(Extracted entries)

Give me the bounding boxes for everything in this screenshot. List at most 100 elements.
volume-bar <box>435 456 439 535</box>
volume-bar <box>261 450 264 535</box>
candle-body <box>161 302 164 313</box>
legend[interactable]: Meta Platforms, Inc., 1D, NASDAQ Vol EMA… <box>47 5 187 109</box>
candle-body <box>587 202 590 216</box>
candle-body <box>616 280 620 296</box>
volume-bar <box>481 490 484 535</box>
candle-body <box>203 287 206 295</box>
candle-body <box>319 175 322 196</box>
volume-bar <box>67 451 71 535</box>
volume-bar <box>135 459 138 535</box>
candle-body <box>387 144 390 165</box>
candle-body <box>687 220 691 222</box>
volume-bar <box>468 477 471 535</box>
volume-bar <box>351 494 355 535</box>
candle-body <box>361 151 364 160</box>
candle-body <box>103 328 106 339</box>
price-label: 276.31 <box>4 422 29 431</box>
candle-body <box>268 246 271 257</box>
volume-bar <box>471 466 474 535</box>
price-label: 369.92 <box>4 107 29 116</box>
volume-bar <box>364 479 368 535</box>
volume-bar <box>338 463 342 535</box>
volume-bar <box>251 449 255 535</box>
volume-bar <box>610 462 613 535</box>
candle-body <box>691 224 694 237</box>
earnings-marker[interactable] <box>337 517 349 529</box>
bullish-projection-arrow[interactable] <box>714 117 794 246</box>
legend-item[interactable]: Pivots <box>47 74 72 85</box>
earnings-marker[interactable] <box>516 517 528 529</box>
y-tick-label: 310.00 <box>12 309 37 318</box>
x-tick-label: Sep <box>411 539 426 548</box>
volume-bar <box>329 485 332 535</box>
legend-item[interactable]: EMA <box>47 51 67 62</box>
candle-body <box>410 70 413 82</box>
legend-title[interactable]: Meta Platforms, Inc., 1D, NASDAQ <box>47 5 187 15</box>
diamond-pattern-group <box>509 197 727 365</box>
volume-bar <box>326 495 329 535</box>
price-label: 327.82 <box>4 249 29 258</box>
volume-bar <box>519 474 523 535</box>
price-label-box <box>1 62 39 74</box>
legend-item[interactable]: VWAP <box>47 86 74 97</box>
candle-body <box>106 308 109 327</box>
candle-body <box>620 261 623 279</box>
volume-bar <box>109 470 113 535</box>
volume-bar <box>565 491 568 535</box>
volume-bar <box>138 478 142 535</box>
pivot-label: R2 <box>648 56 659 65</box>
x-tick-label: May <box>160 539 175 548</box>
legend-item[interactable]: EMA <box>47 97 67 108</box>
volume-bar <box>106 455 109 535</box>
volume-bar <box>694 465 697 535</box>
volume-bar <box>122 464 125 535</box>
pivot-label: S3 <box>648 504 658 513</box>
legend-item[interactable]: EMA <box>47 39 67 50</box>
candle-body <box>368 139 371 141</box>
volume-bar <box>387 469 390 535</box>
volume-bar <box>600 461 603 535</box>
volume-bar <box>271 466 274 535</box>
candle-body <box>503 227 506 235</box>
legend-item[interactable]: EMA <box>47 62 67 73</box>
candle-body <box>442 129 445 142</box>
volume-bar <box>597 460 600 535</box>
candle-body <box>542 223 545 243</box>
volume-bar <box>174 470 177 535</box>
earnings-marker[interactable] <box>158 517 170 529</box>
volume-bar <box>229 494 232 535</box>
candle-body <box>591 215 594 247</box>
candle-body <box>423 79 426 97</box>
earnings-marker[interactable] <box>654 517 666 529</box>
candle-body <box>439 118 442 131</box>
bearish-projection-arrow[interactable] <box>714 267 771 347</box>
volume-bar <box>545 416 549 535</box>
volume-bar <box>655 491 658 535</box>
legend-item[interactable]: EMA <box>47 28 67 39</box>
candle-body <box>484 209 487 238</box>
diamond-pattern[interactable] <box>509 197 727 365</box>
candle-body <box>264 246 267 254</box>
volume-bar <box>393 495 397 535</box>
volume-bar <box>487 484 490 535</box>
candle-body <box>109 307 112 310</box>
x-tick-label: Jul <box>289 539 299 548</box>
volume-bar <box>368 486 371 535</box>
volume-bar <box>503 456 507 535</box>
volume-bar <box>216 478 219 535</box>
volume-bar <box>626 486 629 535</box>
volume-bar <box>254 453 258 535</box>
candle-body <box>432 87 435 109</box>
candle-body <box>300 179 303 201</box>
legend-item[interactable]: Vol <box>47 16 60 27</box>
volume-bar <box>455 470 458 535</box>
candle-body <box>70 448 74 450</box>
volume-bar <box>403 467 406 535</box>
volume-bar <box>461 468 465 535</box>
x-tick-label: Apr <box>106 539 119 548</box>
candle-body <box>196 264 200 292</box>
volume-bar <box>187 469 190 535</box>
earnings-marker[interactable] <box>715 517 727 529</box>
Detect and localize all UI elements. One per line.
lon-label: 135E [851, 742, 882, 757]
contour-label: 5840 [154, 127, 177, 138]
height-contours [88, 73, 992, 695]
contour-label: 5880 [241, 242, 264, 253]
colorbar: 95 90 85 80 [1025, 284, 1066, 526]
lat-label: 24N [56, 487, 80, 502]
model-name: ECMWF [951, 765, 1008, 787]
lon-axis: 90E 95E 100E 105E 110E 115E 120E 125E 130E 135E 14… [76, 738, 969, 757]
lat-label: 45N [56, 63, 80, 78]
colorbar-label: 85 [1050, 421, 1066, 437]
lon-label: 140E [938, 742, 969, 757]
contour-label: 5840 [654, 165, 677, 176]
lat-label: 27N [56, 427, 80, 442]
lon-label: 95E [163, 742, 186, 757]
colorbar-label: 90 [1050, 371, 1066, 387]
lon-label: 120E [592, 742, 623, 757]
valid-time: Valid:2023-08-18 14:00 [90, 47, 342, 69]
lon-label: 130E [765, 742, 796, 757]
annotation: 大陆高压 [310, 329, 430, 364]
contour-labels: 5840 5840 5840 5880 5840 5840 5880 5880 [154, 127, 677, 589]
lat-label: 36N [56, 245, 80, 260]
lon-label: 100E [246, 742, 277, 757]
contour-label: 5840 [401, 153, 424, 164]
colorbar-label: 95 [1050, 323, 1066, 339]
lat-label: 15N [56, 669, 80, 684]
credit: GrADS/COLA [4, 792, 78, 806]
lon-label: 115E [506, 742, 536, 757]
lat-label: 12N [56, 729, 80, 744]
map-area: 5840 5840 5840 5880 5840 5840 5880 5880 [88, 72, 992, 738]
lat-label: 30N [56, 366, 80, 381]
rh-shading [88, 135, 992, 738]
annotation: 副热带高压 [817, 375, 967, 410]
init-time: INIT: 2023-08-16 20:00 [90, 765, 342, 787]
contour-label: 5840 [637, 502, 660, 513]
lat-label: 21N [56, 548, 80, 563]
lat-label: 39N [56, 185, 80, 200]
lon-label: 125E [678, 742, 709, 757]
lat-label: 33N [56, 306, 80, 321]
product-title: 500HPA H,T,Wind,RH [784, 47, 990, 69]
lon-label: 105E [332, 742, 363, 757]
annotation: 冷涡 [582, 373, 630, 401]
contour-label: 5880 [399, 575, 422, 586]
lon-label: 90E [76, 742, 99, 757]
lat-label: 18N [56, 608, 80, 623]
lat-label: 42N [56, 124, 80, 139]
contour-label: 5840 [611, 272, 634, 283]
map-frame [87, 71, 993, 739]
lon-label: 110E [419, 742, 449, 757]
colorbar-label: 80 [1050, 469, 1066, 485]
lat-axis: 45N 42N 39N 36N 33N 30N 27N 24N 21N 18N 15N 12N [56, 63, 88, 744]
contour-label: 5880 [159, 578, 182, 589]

= What you have to do =
Reproduce all the entries above, substituting "volume-column" for every instance of "volume-bar" and leaving everything else unchanged.

= Written reply =
Give me the bounding boxes for everything in this screenshot. List at most 100 elements.
volume-column <box>435 456 439 535</box>
volume-column <box>261 450 264 535</box>
candle-body <box>161 302 164 313</box>
legend[interactable]: Meta Platforms, Inc., 1D, NASDAQ Vol EMA… <box>47 5 187 109</box>
candle-body <box>587 202 590 216</box>
candle-body <box>616 280 620 296</box>
volume-column <box>481 490 484 535</box>
candle-body <box>203 287 206 295</box>
candle-body <box>319 175 322 196</box>
volume-column <box>67 451 71 535</box>
volume-column <box>135 459 138 535</box>
candle-body <box>387 144 390 165</box>
candle-body <box>687 220 691 222</box>
volume-column <box>468 477 471 535</box>
volume-column <box>351 494 355 535</box>
candle-body <box>361 151 364 160</box>
candle-body <box>103 328 106 339</box>
price-label: 276.31 <box>4 422 29 431</box>
candle-body <box>268 246 271 257</box>
volume-column <box>471 466 474 535</box>
price-label: 369.92 <box>4 107 29 116</box>
volume-column <box>364 479 368 535</box>
volume-column <box>338 463 342 535</box>
volume-column <box>251 449 255 535</box>
volume-column <box>610 462 613 535</box>
candle-body <box>691 224 694 237</box>
earnings-marker[interactable] <box>337 517 349 529</box>
bullish-projection-arrow[interactable] <box>714 117 794 246</box>
legend-item[interactable]: Pivots <box>47 74 72 85</box>
earnings-marker[interactable] <box>516 517 528 529</box>
y-tick-label: 310.00 <box>12 309 37 318</box>
x-tick-label: Sep <box>411 539 426 548</box>
volume-column <box>329 485 332 535</box>
legend-item[interactable]: EMA <box>47 51 67 62</box>
candle-body <box>410 70 413 82</box>
legend-title[interactable]: Meta Platforms, Inc., 1D, NASDAQ <box>47 5 187 15</box>
diamond-pattern-group <box>509 197 727 365</box>
volume-column <box>326 495 329 535</box>
price-label: 327.82 <box>4 249 29 258</box>
volume-column <box>519 474 523 535</box>
price-label-box <box>1 62 39 74</box>
legend-item[interactable]: VWAP <box>47 86 74 97</box>
candle-body <box>106 308 109 327</box>
candle-body <box>620 261 623 279</box>
volume-column <box>109 470 113 535</box>
volume-column <box>565 491 568 535</box>
volume-column <box>138 478 142 535</box>
pivot-label: R2 <box>648 56 659 65</box>
x-tick-label: May <box>160 539 175 548</box>
legend-item[interactable]: EMA <box>47 97 67 108</box>
volume-column <box>106 455 109 535</box>
volume-column <box>694 465 697 535</box>
volume-column <box>122 464 125 535</box>
pivot-label: S3 <box>648 504 658 513</box>
legend-item[interactable]: EMA <box>47 39 67 50</box>
candle-body <box>368 139 371 141</box>
volume-column <box>387 469 390 535</box>
volume-column <box>600 461 603 535</box>
volume-column <box>271 466 274 535</box>
candle-body <box>503 227 506 235</box>
legend-item[interactable]: EMA <box>47 62 67 73</box>
candle-body <box>442 129 445 142</box>
volume-column <box>597 460 600 535</box>
candle-body <box>542 223 545 243</box>
volume-column <box>174 470 177 535</box>
earnings-marker[interactable] <box>158 517 170 529</box>
volume-column <box>229 494 232 535</box>
candle-body <box>591 215 594 247</box>
candle-body <box>423 79 426 97</box>
earnings-marker[interactable] <box>654 517 666 529</box>
candle-body <box>439 118 442 131</box>
bearish-projection-arrow[interactable] <box>714 267 771 347</box>
volume-column <box>545 416 549 535</box>
volume-column <box>655 491 658 535</box>
legend-item[interactable]: EMA <box>47 28 67 39</box>
candle-body <box>484 209 487 238</box>
diamond-pattern[interactable] <box>509 197 727 365</box>
candle-body <box>264 246 267 254</box>
volume-column <box>393 495 397 535</box>
volume-column <box>487 484 490 535</box>
candle-body <box>109 307 112 310</box>
x-tick-label: Jul <box>289 539 299 548</box>
volume-column <box>368 486 371 535</box>
volume-column <box>503 456 507 535</box>
volume-column <box>216 478 219 535</box>
volume-column <box>626 486 629 535</box>
volume-column <box>254 453 258 535</box>
candle-body <box>432 87 435 109</box>
candle-body <box>300 179 303 201</box>
legend-item[interactable]: Vol <box>47 16 60 27</box>
volume-column <box>455 470 458 535</box>
candle-body <box>70 448 74 450</box>
volume-column <box>403 467 406 535</box>
volume-column <box>461 468 465 535</box>
x-tick-label: Apr <box>106 539 119 548</box>
candle-body <box>196 264 200 292</box>
volume-column <box>187 469 190 535</box>
earnings-marker[interactable] <box>715 517 727 529</box>
Detect and localize all UI elements. One per line.
lon-label: 135E [851, 742, 882, 757]
contour-label: 5840 [154, 127, 177, 138]
height-contours [88, 73, 992, 695]
contour-label: 5880 [241, 242, 264, 253]
colorbar: 95 90 85 80 [1025, 284, 1066, 526]
lat-label: 24N [56, 487, 80, 502]
model-name: ECMWF [951, 765, 1008, 787]
lon-axis: 90E 95E 100E 105E 110E 115E 120E 125E 130E 135E 14… [76, 738, 969, 757]
lat-label: 45N [56, 63, 80, 78]
colorbar-label: 85 [1050, 421, 1066, 437]
lon-label: 140E [938, 742, 969, 757]
contour-label: 5840 [654, 165, 677, 176]
lat-label: 27N [56, 427, 80, 442]
lon-label: 95E [163, 742, 186, 757]
colorbar-label: 90 [1050, 371, 1066, 387]
lon-label: 120E [592, 742, 623, 757]
valid-time: Valid:2023-08-18 14:00 [90, 47, 342, 69]
lon-label: 130E [765, 742, 796, 757]
annotation: 大陆高压 [310, 329, 430, 364]
contour-labels: 5840 5840 5840 5880 5840 5840 5880 5880 [154, 127, 677, 589]
lat-label: 36N [56, 245, 80, 260]
lon-label: 100E [246, 742, 277, 757]
contour-label: 5840 [401, 153, 424, 164]
colorbar-label: 95 [1050, 323, 1066, 339]
lat-label: 15N [56, 669, 80, 684]
credit: GrADS/COLA [4, 792, 78, 806]
lon-label: 115E [506, 742, 536, 757]
lat-label: 12N [56, 729, 80, 744]
map-area: 5840 5840 5840 5880 5840 5840 5880 5880 [88, 72, 992, 738]
lat-label: 30N [56, 366, 80, 381]
rh-shading [88, 135, 992, 738]
annotation: 副热带高压 [817, 375, 967, 410]
init-time: INIT: 2023-08-16 20:00 [90, 765, 342, 787]
contour-label: 5840 [637, 502, 660, 513]
lat-label: 21N [56, 548, 80, 563]
lat-label: 39N [56, 185, 80, 200]
lon-label: 125E [678, 742, 709, 757]
lat-label: 33N [56, 306, 80, 321]
product-title: 500HPA H,T,Wind,RH [784, 47, 990, 69]
lon-label: 105E [332, 742, 363, 757]
annotation: 冷涡 [582, 373, 630, 401]
contour-label: 5880 [399, 575, 422, 586]
lon-label: 90E [76, 742, 99, 757]
lat-label: 18N [56, 608, 80, 623]
lat-label: 42N [56, 124, 80, 139]
contour-label: 5840 [611, 272, 634, 283]
map-frame [87, 71, 993, 739]
lon-label: 110E [419, 742, 449, 757]
colorbar-label: 80 [1050, 469, 1066, 485]
lat-axis: 45N 42N 39N 36N 33N 30N 27N 24N 21N 18N 15N 12N [56, 63, 88, 744]
contour-label: 5880 [159, 578, 182, 589]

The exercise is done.